(Dataset records)
►

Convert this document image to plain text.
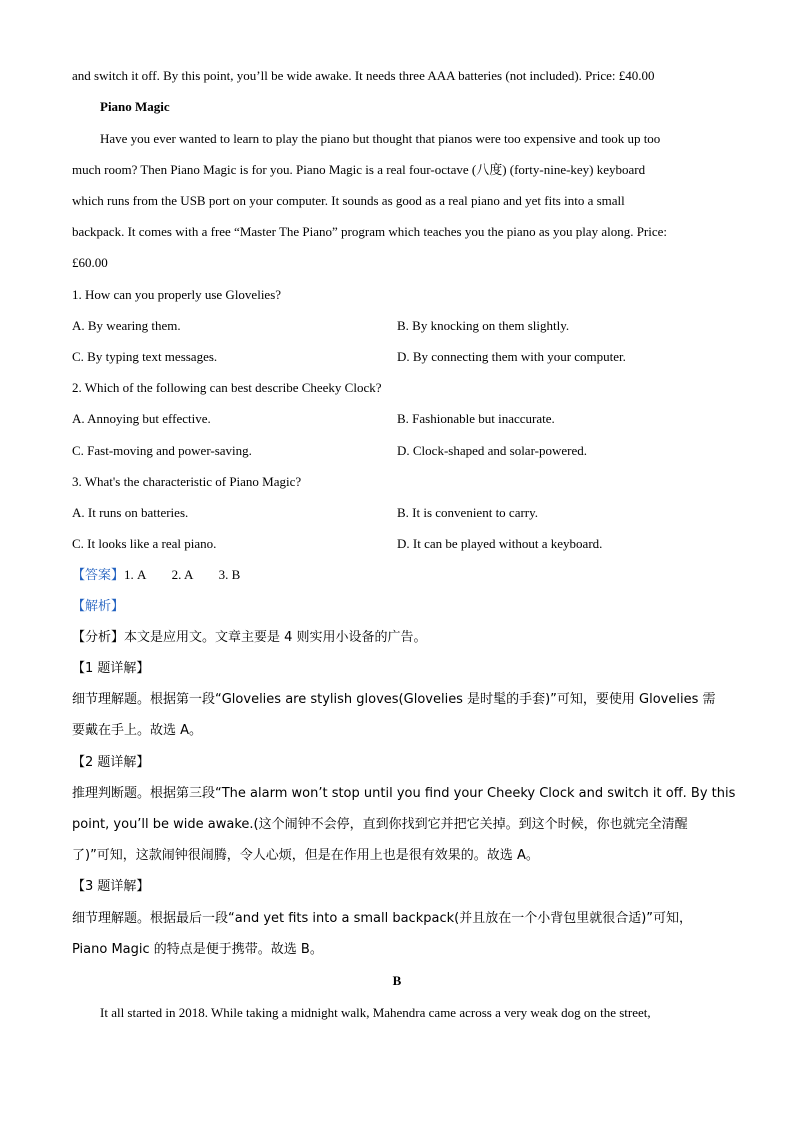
and switch it off. By this point, you’ll be wide awake. It needs three AAA batteries (not included). Price: £40.00
Piano Magic
Have you ever wanted to learn to play the piano but thought that pianos were too expensive and took up too
much room? Then Piano Magic is for you. Piano Magic is a real four-octave (八度) (forty-nine-key) keyboard
which runs from the USB port on your computer. It sounds as good as a real piano and yet fits into a small
backpack. It comes with a free “Master The Piano” program which teaches you the piano as you play along. Price:
£60.00
1. How can you properly use Glovelies?
A. By wearing them.	B. By knocking on them slightly.
C. By typing text messages.	D. By connecting them with your computer.
2. Which of the following can best describe Cheeky Clock?
A. Annoying but effective.	B. Fashionable but inaccurate.
C. Fast-moving and power-saving.	D. Clock-shaped and solar-powered.
3. What's the characteristic of Piano Magic?
A. It runs on batteries.	B. It is convenient to carry.
C. It looks like a real piano.	D. It can be played without a keyboard.
【答案】1. A        2. A        3. B
【解析】
【分析】本文是应用文。文章主要是 4 则实用小设备的广告。
【1 题详解】
细节理解题。根据第一段“Glovelies are stylish gloves(Glovelies 是时髦的手套)”可知，要使用 Glovelies 需
要戴在手上。故选 A。
【2 题详解】
推理判断题。根据第三段“The alarm won’t stop until you find your Cheeky Clock and switch it off. By this
point, you’ll be wide awake.(这个闹钟不会停，直到你找到它并把它关掉。到这个时候，你也就完全清醒
了)”可知，这款闹钟很闹腾，令人心烦，但是在作用上也是很有效果的。故选 A。
【3 题详解】
细节理解题。根据最后一段“and yet fits into a small backpack(并且放在一个小背包里就很合适)”可知，
Piano Magic 的特点是便于携带。故选 B。
B
It all started in 2018. While taking a midnight walk, Mahendra came across a very weak dog on the street,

◄

STATED PROBLEM:
Find and count the lines of the data that include the string "your", and report that figure by itself.

SOLUTION TO THE PROBLEM:
3